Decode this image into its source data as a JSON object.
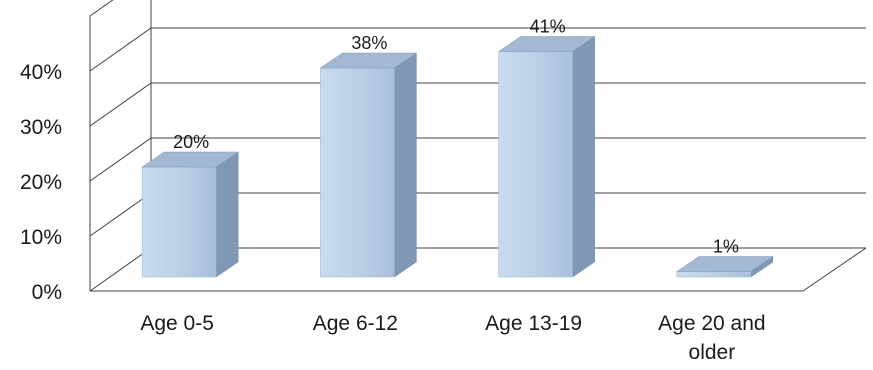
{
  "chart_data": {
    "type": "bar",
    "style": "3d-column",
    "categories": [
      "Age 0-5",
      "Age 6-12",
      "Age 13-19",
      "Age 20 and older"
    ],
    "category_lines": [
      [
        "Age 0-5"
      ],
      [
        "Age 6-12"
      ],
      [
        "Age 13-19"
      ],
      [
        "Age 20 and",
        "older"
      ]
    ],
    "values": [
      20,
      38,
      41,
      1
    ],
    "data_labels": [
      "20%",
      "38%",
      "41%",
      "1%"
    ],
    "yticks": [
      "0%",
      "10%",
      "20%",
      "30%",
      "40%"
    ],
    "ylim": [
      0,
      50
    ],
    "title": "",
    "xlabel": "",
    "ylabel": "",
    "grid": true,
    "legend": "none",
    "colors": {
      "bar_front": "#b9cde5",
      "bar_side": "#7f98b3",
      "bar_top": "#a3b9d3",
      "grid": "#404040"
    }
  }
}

**Given problem**.
Set the pictures aside and transcribe the data above exactly.

**Result**.
Decode this image into its source data as a JSON object.
{
  "chart_data": {
    "type": "bar",
    "style": "3d-column",
    "categories": [
      "Age 0-5",
      "Age 6-12",
      "Age 13-19",
      "Age 20 and older"
    ],
    "category_lines": [
      [
        "Age 0-5"
      ],
      [
        "Age 6-12"
      ],
      [
        "Age 13-19"
      ],
      [
        "Age 20 and",
        "older"
      ]
    ],
    "values": [
      20,
      38,
      41,
      1
    ],
    "data_labels": [
      "20%",
      "38%",
      "41%",
      "1%"
    ],
    "yticks": [
      "0%",
      "10%",
      "20%",
      "30%",
      "40%"
    ],
    "ylim": [
      0,
      50
    ],
    "title": "",
    "xlabel": "",
    "ylabel": "",
    "grid": true,
    "legend": "none",
    "colors": {
      "bar_front": "#b9cde5",
      "bar_side": "#7f98b3",
      "bar_top": "#a3b9d3",
      "grid": "#404040"
    }
  }
}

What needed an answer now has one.